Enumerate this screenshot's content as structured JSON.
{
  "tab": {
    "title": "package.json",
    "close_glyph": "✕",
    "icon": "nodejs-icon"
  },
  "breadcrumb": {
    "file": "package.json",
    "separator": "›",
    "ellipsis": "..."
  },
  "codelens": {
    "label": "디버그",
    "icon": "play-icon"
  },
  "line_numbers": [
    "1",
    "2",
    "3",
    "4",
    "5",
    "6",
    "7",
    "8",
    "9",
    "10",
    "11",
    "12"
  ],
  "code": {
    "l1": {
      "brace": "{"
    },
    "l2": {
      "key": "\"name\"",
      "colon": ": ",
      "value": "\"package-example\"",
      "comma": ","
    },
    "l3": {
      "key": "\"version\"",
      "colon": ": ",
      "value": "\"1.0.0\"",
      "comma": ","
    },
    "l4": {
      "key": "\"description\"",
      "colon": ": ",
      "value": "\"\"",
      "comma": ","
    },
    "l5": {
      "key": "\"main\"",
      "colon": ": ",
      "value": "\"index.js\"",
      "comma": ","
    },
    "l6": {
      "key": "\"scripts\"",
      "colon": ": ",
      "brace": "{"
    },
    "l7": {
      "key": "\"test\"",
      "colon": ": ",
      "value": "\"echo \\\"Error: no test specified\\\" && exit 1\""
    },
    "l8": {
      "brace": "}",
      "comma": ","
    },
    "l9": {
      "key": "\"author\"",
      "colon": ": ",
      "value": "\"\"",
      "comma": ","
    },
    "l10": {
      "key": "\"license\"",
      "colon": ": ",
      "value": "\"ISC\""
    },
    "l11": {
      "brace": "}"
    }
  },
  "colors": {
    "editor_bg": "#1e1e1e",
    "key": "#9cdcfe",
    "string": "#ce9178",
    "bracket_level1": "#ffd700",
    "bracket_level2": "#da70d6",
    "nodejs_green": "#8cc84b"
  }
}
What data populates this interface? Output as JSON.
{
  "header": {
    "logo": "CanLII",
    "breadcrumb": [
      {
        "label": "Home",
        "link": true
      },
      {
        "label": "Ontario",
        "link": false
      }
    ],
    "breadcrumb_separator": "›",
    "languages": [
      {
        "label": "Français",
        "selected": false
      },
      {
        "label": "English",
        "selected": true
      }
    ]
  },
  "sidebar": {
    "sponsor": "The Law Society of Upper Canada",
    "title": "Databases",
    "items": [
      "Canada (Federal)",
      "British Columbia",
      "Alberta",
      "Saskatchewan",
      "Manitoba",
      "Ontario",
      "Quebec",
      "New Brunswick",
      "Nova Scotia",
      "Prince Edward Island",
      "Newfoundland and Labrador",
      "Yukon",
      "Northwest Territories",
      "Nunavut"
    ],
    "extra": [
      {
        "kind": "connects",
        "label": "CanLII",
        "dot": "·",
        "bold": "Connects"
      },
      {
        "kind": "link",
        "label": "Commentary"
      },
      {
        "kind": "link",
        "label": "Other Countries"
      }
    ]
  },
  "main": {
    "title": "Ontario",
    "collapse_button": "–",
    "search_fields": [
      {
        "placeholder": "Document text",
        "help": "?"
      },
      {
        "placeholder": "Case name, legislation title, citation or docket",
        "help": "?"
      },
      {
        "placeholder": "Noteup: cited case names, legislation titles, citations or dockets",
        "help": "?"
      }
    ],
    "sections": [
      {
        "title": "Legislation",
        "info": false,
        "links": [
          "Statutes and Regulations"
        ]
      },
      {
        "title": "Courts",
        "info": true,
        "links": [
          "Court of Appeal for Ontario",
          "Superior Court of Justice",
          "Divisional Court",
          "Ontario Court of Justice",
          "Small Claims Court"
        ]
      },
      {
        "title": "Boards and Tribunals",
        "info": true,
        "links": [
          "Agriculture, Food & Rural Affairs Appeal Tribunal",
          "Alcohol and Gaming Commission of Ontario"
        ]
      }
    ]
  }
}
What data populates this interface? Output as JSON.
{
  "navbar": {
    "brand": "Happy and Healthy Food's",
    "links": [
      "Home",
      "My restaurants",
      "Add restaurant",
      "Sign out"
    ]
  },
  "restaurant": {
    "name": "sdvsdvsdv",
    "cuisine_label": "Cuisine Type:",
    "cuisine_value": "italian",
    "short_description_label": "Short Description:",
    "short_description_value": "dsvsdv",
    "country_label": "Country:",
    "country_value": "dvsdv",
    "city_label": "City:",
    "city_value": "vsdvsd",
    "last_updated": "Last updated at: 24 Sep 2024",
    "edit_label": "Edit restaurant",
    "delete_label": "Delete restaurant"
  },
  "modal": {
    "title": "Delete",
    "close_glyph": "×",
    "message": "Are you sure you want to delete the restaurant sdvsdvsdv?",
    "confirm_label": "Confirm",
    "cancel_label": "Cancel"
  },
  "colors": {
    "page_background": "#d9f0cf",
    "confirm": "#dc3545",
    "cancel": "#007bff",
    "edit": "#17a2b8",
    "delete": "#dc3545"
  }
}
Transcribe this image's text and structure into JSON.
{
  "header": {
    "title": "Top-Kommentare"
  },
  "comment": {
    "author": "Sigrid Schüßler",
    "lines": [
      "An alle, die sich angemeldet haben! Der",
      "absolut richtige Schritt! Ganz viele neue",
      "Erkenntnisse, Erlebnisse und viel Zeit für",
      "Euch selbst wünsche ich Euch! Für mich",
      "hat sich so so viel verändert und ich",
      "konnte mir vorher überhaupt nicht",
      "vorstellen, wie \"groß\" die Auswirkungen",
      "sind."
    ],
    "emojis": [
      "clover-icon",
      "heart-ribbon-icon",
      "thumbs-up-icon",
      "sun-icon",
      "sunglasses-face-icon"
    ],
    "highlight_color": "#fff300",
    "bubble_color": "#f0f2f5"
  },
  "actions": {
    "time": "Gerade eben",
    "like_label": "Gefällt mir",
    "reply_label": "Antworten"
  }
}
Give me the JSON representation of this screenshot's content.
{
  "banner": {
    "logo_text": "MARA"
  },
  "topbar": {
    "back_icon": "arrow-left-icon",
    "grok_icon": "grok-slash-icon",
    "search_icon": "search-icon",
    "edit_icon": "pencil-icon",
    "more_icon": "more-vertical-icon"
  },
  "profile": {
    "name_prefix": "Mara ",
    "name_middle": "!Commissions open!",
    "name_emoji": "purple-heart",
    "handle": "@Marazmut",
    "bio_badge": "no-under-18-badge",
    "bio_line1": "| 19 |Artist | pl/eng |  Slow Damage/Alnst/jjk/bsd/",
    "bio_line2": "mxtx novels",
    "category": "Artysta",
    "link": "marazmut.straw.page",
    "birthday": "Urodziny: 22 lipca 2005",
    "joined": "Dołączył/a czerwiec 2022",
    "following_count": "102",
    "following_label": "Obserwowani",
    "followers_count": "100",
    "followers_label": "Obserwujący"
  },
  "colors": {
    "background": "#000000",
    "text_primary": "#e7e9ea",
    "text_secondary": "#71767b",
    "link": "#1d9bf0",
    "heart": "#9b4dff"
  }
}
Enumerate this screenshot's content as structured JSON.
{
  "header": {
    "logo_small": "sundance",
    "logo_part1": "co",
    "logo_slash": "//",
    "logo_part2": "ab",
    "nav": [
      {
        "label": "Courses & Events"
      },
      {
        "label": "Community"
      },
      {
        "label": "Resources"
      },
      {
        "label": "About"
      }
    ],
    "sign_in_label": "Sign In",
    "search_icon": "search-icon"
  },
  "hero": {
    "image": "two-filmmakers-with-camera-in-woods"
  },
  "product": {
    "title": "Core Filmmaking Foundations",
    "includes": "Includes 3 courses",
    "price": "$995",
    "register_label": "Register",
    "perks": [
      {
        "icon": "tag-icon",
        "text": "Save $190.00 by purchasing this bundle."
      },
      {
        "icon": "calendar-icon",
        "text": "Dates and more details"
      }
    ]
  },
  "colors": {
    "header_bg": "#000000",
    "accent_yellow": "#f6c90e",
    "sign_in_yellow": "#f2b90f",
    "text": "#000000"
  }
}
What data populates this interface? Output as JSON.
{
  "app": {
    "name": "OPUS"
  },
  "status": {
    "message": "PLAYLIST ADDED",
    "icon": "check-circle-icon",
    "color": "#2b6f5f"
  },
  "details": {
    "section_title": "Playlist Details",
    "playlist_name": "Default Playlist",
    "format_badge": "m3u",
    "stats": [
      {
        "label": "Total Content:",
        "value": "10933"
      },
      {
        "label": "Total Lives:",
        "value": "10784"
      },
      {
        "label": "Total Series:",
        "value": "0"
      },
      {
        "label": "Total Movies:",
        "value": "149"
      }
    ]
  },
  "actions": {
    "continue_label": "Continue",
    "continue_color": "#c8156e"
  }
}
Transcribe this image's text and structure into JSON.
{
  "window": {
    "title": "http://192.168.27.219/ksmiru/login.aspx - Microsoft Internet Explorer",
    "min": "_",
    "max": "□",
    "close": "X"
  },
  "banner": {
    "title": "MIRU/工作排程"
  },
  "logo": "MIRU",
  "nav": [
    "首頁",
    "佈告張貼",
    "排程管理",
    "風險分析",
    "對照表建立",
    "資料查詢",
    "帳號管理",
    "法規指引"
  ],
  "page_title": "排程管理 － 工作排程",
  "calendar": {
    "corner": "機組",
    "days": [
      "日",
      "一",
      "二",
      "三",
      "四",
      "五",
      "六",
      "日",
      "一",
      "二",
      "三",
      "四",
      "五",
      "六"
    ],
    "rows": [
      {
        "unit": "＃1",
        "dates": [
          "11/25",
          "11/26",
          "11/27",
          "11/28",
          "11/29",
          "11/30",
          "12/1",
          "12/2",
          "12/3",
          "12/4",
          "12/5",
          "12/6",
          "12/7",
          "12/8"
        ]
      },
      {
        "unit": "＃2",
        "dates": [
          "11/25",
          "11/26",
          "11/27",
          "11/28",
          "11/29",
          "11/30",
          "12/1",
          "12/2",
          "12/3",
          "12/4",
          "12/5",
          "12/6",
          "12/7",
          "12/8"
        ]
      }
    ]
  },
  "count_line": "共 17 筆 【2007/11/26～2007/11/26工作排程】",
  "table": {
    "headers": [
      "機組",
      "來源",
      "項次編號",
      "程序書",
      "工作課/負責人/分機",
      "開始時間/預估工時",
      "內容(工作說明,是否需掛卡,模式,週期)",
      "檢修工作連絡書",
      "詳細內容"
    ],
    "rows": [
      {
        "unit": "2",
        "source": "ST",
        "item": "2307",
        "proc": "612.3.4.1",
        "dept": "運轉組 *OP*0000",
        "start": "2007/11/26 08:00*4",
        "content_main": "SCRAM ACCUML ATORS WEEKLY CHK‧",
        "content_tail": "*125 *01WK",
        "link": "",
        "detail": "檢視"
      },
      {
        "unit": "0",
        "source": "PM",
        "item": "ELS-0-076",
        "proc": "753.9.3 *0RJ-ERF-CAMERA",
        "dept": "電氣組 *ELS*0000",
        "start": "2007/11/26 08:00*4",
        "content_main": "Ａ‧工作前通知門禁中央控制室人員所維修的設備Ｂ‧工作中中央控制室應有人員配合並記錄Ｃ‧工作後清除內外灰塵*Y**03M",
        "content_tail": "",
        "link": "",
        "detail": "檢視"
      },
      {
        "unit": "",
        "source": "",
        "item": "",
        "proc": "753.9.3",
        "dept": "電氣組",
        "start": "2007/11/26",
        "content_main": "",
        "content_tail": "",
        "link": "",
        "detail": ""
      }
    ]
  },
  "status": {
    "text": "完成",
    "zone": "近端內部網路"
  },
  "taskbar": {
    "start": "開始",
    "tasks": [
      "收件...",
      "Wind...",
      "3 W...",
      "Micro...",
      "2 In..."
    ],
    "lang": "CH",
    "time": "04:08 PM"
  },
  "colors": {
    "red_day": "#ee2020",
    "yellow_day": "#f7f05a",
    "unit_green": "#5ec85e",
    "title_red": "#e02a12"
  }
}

-- -- --

▸ Task to carry out: Look over the material above and show each line where "package" appears.

▸ Written solution:
    "title": "package.json",
    "file": "package.json",
      "value": "\"package-example\"",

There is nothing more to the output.